> _Challenge_
Pick out each line of the records in which the word "annotation" appears.

> _Records_

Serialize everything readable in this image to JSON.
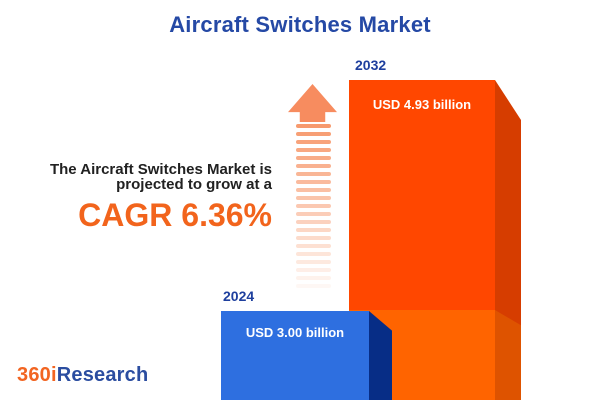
{
  "title": "Aircraft Switches Market",
  "chart_data": {
    "type": "bar",
    "title": "Aircraft Switches Market",
    "categories": [
      "2024",
      "2032"
    ],
    "values": [
      3.0,
      4.93
    ],
    "unit": "USD billion",
    "bar_labels": [
      "USD 3.00 billion",
      "USD 4.93 billion"
    ],
    "cagr_percent": 6.36,
    "annotation": "The Aircraft Switches Market is projected to grow at a CAGR 6.36%",
    "series_colors": [
      "#2E6FE0",
      "#FF4700"
    ],
    "legend": "none",
    "grid": false
  },
  "annotation": {
    "line1": "The Aircraft Switches Market is",
    "line2": "projected to grow at a",
    "cagr": "CAGR 6.36%"
  },
  "bars": {
    "b2024": {
      "year": "2024",
      "label": "USD 3.00 billion"
    },
    "b2032": {
      "year": "2032",
      "label": "USD 4.93 billion"
    }
  },
  "logo": {
    "prefix": "360i",
    "suffix": "Research"
  },
  "arrow": {
    "stripe_count": 21
  },
  "colors": {
    "title_blue": "#2549A5",
    "year_navy": "#1E3F9E",
    "text_dark": "#212121",
    "cagr_orange": "#F2641C",
    "blue_face": "#2E6FE0",
    "blue_side": "#072D86",
    "orange_face": "#FF4700",
    "orange_side": "#D63D00",
    "orange_lower_face": "#FF6400",
    "orange_lower_side": "#DE5300",
    "arrow": "#F78C5F",
    "arrow_stripe": "#F79A6E",
    "logo_orange": "#F26522",
    "logo_blue": "#2B4DA0",
    "bar_label_white": "#FFFFFF"
  }
}
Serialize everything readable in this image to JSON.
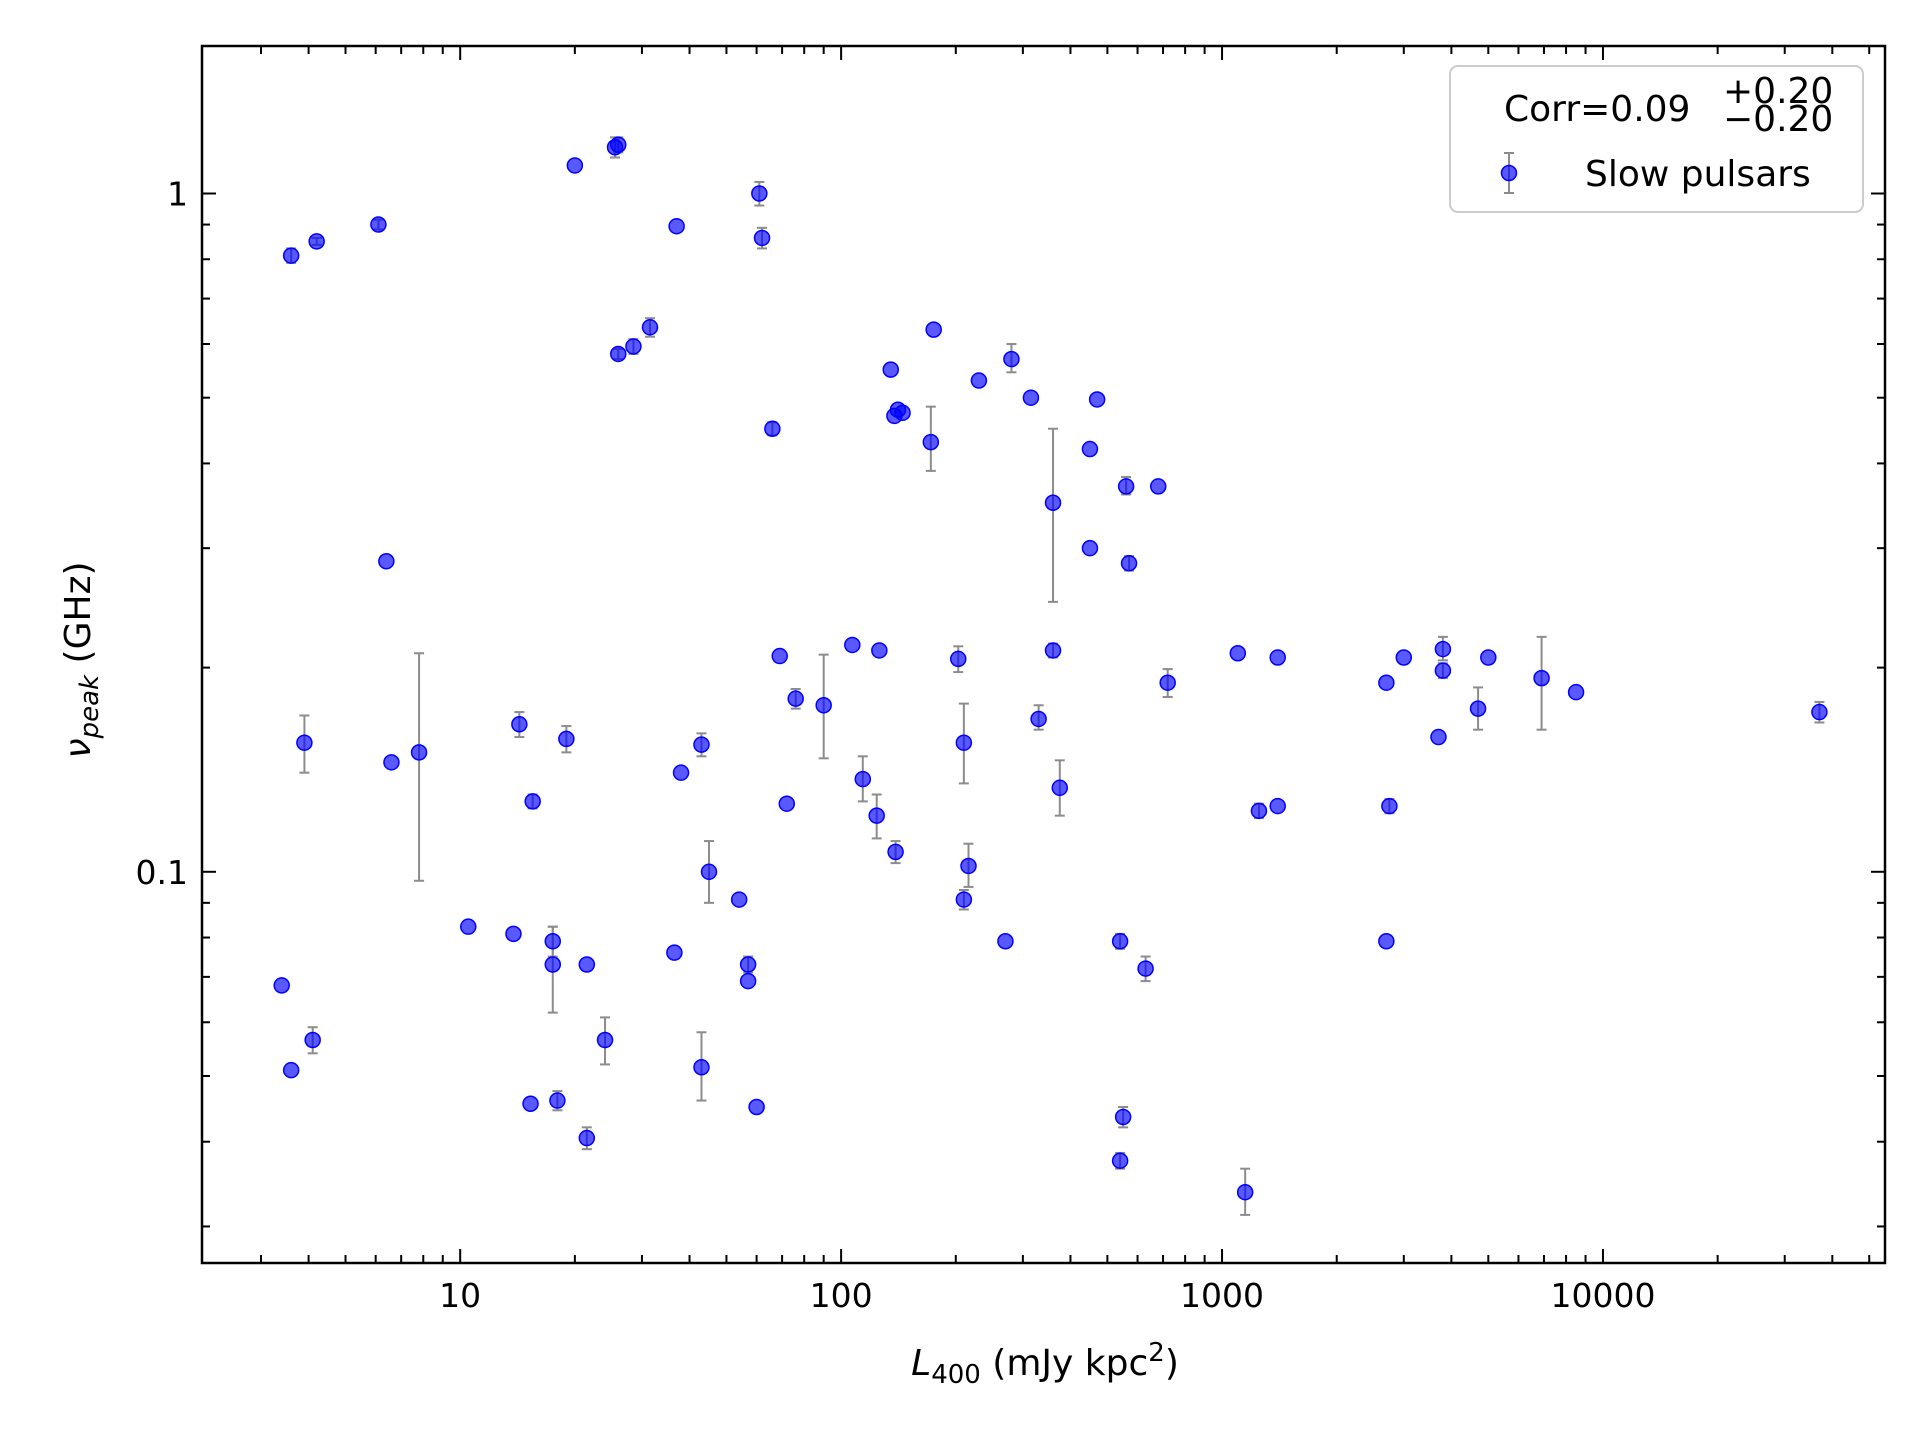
{
  "chart_data": {
    "type": "scatter",
    "title": "",
    "xlabel": {
      "main": "L",
      "sub": "400",
      "unit_pre": " (mJy kpc",
      "sup": "2",
      "unit_post": ")"
    },
    "ylabel": {
      "main": "ν",
      "sub": "peak",
      "unit": " (GHz)"
    },
    "xscale": "log",
    "yscale": "log",
    "xlim": [
      2.1,
      55000
    ],
    "ylim": [
      0.0265,
      1.65
    ],
    "x_tick_labels": [
      {
        "value": 10,
        "label": "10"
      },
      {
        "value": 100,
        "label": "100"
      },
      {
        "value": 1000,
        "label": "1000"
      },
      {
        "value": 10000,
        "label": "10000"
      }
    ],
    "y_tick_labels": [
      {
        "value": 0.1,
        "label": "0.1"
      },
      {
        "value": 1,
        "label": "1"
      }
    ],
    "legend": {
      "position": "top-right",
      "corr_prefix": "Corr=0.09",
      "corr_upper": "+0.20",
      "corr_lower": "−0.20",
      "series_label": "Slow pulsars"
    },
    "colors": {
      "marker": "#0000ff",
      "errorbar": "#8c8c8c"
    },
    "series": [
      {
        "name": "Slow pulsars",
        "points": [
          {
            "x": 3.6,
            "y": 0.81,
            "lo": 0.79,
            "hi": 0.83
          },
          {
            "x": 4.2,
            "y": 0.85,
            "lo": 0.84,
            "hi": 0.86
          },
          {
            "x": 6.1,
            "y": 0.9,
            "lo": 0.885,
            "hi": 0.915
          },
          {
            "x": 20,
            "y": 1.1
          },
          {
            "x": 25.5,
            "y": 1.17,
            "lo": 1.13,
            "hi": 1.21
          },
          {
            "x": 26,
            "y": 1.18,
            "lo": 1.15,
            "hi": 1.21
          },
          {
            "x": 37,
            "y": 0.895
          },
          {
            "x": 61,
            "y": 1.0,
            "lo": 0.96,
            "hi": 1.04
          },
          {
            "x": 62,
            "y": 0.86,
            "lo": 0.83,
            "hi": 0.89
          },
          {
            "x": 26,
            "y": 0.58,
            "lo": 0.57,
            "hi": 0.59
          },
          {
            "x": 28.5,
            "y": 0.595,
            "lo": 0.58,
            "hi": 0.61
          },
          {
            "x": 31.5,
            "y": 0.635,
            "lo": 0.615,
            "hi": 0.655
          },
          {
            "x": 66,
            "y": 0.45,
            "lo": 0.44,
            "hi": 0.46
          },
          {
            "x": 135,
            "y": 0.55
          },
          {
            "x": 138,
            "y": 0.47
          },
          {
            "x": 141,
            "y": 0.48
          },
          {
            "x": 145,
            "y": 0.475
          },
          {
            "x": 172,
            "y": 0.43,
            "lo": 0.39,
            "hi": 0.485
          },
          {
            "x": 175,
            "y": 0.63
          },
          {
            "x": 230,
            "y": 0.53
          },
          {
            "x": 280,
            "y": 0.57,
            "lo": 0.545,
            "hi": 0.6
          },
          {
            "x": 315,
            "y": 0.5
          },
          {
            "x": 360,
            "y": 0.35,
            "lo": 0.25,
            "hi": 0.45
          },
          {
            "x": 450,
            "y": 0.42
          },
          {
            "x": 470,
            "y": 0.497
          },
          {
            "x": 560,
            "y": 0.37,
            "lo": 0.36,
            "hi": 0.382
          },
          {
            "x": 680,
            "y": 0.37
          },
          {
            "x": 450,
            "y": 0.3
          },
          {
            "x": 570,
            "y": 0.285,
            "lo": 0.278,
            "hi": 0.292
          },
          {
            "x": 6.4,
            "y": 0.287
          },
          {
            "x": 3.9,
            "y": 0.155,
            "lo": 0.14,
            "hi": 0.17
          },
          {
            "x": 6.6,
            "y": 0.145
          },
          {
            "x": 7.8,
            "y": 0.15,
            "lo": 0.097,
            "hi": 0.21
          },
          {
            "x": 14.3,
            "y": 0.165,
            "lo": 0.158,
            "hi": 0.172
          },
          {
            "x": 19,
            "y": 0.157,
            "lo": 0.15,
            "hi": 0.164
          },
          {
            "x": 15.5,
            "y": 0.127,
            "lo": 0.124,
            "hi": 0.13
          },
          {
            "x": 38,
            "y": 0.14
          },
          {
            "x": 43,
            "y": 0.154,
            "lo": 0.148,
            "hi": 0.16
          },
          {
            "x": 69,
            "y": 0.208
          },
          {
            "x": 76,
            "y": 0.18,
            "lo": 0.174,
            "hi": 0.186
          },
          {
            "x": 90,
            "y": 0.176,
            "lo": 0.147,
            "hi": 0.209
          },
          {
            "x": 72,
            "y": 0.126
          },
          {
            "x": 107,
            "y": 0.216
          },
          {
            "x": 126,
            "y": 0.212
          },
          {
            "x": 114,
            "y": 0.137,
            "lo": 0.127,
            "hi": 0.148
          },
          {
            "x": 124,
            "y": 0.121,
            "lo": 0.112,
            "hi": 0.13
          },
          {
            "x": 139,
            "y": 0.107,
            "lo": 0.103,
            "hi": 0.111
          },
          {
            "x": 203,
            "y": 0.206,
            "lo": 0.197,
            "hi": 0.215
          },
          {
            "x": 210,
            "y": 0.155,
            "lo": 0.135,
            "hi": 0.177
          },
          {
            "x": 216,
            "y": 0.102,
            "lo": 0.095,
            "hi": 0.11
          },
          {
            "x": 210,
            "y": 0.091,
            "lo": 0.088,
            "hi": 0.094
          },
          {
            "x": 330,
            "y": 0.168,
            "lo": 0.162,
            "hi": 0.176
          },
          {
            "x": 360,
            "y": 0.212,
            "lo": 0.207,
            "hi": 0.217
          },
          {
            "x": 375,
            "y": 0.133,
            "lo": 0.121,
            "hi": 0.146
          },
          {
            "x": 720,
            "y": 0.19,
            "lo": 0.181,
            "hi": 0.199
          },
          {
            "x": 1100,
            "y": 0.21
          },
          {
            "x": 1400,
            "y": 0.207
          },
          {
            "x": 1250,
            "y": 0.123,
            "lo": 0.12,
            "hi": 0.126
          },
          {
            "x": 1400,
            "y": 0.125
          },
          {
            "x": 2700,
            "y": 0.19
          },
          {
            "x": 3000,
            "y": 0.207
          },
          {
            "x": 3800,
            "y": 0.213,
            "lo": 0.205,
            "hi": 0.222
          },
          {
            "x": 3800,
            "y": 0.198,
            "lo": 0.193,
            "hi": 0.203
          },
          {
            "x": 3700,
            "y": 0.158
          },
          {
            "x": 2750,
            "y": 0.125,
            "lo": 0.122,
            "hi": 0.128
          },
          {
            "x": 4700,
            "y": 0.174,
            "lo": 0.162,
            "hi": 0.187
          },
          {
            "x": 5000,
            "y": 0.207
          },
          {
            "x": 6900,
            "y": 0.193,
            "lo": 0.162,
            "hi": 0.222
          },
          {
            "x": 8500,
            "y": 0.184
          },
          {
            "x": 37000,
            "y": 0.172,
            "lo": 0.166,
            "hi": 0.178
          },
          {
            "x": 10.5,
            "y": 0.083
          },
          {
            "x": 13.8,
            "y": 0.081
          },
          {
            "x": 17.5,
            "y": 0.079,
            "lo": 0.075,
            "hi": 0.083
          },
          {
            "x": 17.5,
            "y": 0.073,
            "lo": 0.062,
            "hi": 0.083
          },
          {
            "x": 21.5,
            "y": 0.073
          },
          {
            "x": 36.5,
            "y": 0.076
          },
          {
            "x": 45,
            "y": 0.1,
            "lo": 0.09,
            "hi": 0.111
          },
          {
            "x": 54,
            "y": 0.091
          },
          {
            "x": 57,
            "y": 0.073,
            "lo": 0.071,
            "hi": 0.075
          },
          {
            "x": 57,
            "y": 0.069
          },
          {
            "x": 24,
            "y": 0.0565,
            "lo": 0.052,
            "hi": 0.061
          },
          {
            "x": 43,
            "y": 0.0515,
            "lo": 0.046,
            "hi": 0.058
          },
          {
            "x": 15.3,
            "y": 0.0455
          },
          {
            "x": 18,
            "y": 0.046,
            "lo": 0.0445,
            "hi": 0.0475
          },
          {
            "x": 21.5,
            "y": 0.0405,
            "lo": 0.039,
            "hi": 0.042
          },
          {
            "x": 60,
            "y": 0.045
          },
          {
            "x": 3.4,
            "y": 0.068
          },
          {
            "x": 3.6,
            "y": 0.051
          },
          {
            "x": 4.1,
            "y": 0.0565,
            "lo": 0.054,
            "hi": 0.059
          },
          {
            "x": 270,
            "y": 0.079
          },
          {
            "x": 540,
            "y": 0.079,
            "lo": 0.077,
            "hi": 0.081
          },
          {
            "x": 630,
            "y": 0.072,
            "lo": 0.069,
            "hi": 0.075
          },
          {
            "x": 2700,
            "y": 0.079
          },
          {
            "x": 550,
            "y": 0.0435,
            "lo": 0.042,
            "hi": 0.045
          },
          {
            "x": 540,
            "y": 0.0375,
            "lo": 0.0365,
            "hi": 0.0385
          },
          {
            "x": 1150,
            "y": 0.0337,
            "lo": 0.0312,
            "hi": 0.0365
          }
        ]
      }
    ]
  }
}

> _Solution for this problem_
    "annotation": "The Aircraft Switches Market is projected to grow at a CAGR 6.36%",
  "annotation": {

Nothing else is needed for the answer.